** start of Provided data **

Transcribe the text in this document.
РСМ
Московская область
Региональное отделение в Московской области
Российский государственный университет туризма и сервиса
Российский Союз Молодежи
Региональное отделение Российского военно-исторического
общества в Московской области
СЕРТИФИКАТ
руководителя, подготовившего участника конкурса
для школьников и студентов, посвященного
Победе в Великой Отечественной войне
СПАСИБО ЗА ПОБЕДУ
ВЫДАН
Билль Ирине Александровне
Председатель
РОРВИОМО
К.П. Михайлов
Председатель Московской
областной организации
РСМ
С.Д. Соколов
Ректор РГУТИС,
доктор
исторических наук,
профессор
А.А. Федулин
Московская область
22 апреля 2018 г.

** end of Provided data **

__Problem requirements__: Find the string "Российский" in the entries above and return each line that holds it.

__Final answer__:
Российский государственный университет туризма и сервиса
Российский Союз Молодежи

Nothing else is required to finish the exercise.